- TEXTE À LIRE -

┄┄┄┄┄┄

Numéro d'arrêt : 01BX02026
Numéro NOR : CETATEXT000007507633 ?
Identifiant URN:LEX : urn:lex;fr;cour.administrative.appel.bordeaux;arret;2005-02-03;01bx02026 ?

Texte :

Vu la requête, enregistrée le 23 août 2001, présentée pour M. Félicien X, élisant domicile ..., par Me Coudevylle-Loquet, avocat ; M. X demande à la Cour :

1°) d'annuler le jugement n° 99/804 du 26 juin 2001 par lequel le Tribunal administratif de Pau a rejeté sa demande dirigée contre la décision en date du 3 février 1998 par laquelle la commission départementale d'aménagement foncier des Landes n'a pas fait droit à sa réclamation relative aux opérations de remembrement de la commune de Coudures ;

2°) d'annuler pour excès de pouvoir cette décision ;

.........................................................................................................

┄┄┄┄┄┄

- CONSIGNES -
a) Dans l'extrait de l'arrêt, à partir de « Vu la requête », relevez toutes les dates écrites avec le nom du mois en lettres.
b) D'après l'extrait de l'arrêt, dites si chaque affirmation est juste (oui ou non), puis citez les mots qui le montrent.
(i) La requête a été enregistrée le 23 août 2001.
(ii) Le jugement contesté vient du Tribunal administratif de Bordeaux.
(iii) La réclamation de M. X concernait le remembrement de la commune de Coudures.
c) Résumez en une ou deux phrases le paragraphe de l'extrait de l'arrêt qui commence par « 1°) d'annuler le jugement », sans perdre les faits principaux.

[Données de départ]

┄┄┄┄┄┄

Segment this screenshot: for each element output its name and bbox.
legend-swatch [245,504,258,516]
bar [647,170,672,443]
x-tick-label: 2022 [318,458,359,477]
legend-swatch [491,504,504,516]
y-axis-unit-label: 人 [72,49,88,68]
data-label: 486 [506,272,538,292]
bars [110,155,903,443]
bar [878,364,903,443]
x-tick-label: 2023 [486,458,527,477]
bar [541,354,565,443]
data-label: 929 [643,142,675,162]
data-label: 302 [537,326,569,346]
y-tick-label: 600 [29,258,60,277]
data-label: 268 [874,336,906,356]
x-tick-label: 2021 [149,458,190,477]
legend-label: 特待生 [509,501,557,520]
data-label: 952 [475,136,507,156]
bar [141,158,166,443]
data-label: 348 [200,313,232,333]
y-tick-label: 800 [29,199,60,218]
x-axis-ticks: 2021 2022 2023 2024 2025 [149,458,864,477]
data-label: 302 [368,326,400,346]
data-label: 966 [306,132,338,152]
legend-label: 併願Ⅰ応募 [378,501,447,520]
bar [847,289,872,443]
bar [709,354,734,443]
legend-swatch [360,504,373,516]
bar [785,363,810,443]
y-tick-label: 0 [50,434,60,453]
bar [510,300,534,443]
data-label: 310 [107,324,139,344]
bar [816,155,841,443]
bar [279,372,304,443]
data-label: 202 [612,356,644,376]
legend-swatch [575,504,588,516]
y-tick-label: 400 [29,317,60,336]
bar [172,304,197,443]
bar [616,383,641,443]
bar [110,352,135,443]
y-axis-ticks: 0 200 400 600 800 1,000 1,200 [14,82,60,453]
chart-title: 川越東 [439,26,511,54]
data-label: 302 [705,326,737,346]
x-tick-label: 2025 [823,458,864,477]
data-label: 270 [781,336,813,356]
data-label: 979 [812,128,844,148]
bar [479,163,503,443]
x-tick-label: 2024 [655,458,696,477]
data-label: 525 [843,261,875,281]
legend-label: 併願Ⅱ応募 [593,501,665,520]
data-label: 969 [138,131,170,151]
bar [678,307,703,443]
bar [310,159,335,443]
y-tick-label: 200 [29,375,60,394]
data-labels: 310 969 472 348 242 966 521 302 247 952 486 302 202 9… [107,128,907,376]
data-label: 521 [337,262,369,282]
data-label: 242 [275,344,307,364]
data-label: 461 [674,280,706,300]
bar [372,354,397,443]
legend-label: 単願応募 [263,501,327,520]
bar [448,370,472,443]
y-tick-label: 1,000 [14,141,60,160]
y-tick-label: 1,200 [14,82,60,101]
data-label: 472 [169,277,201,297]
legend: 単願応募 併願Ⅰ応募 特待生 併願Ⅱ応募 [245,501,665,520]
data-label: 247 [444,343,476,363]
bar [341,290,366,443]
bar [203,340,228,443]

┄┄┄┄┄┄

- RÉPONSES ATTENDUES -
a)
- 23 août 2001
- 26 juin 2001
- 3 février 1998

b)
(i) Oui : « enregistrée le 23 août 2001 ».
(ii) Non : « le Tribunal administratif de Pau a rejeté sa demande ».
(iii) Oui : « sa réclamation relative aux opérations de remembrement de la commune de Coudures ».

c) Annuler le jugement n° 99/804 du 26 juin 2001 du Tribunal administratif de Pau. Ce jugement a rejeté la demande de M. X contre la décision du 3 février 1998 de la commission départementale d'aménagement foncier des Landes, qui avait refusé sa réclamation sur le remembrement de la commune de Coudures.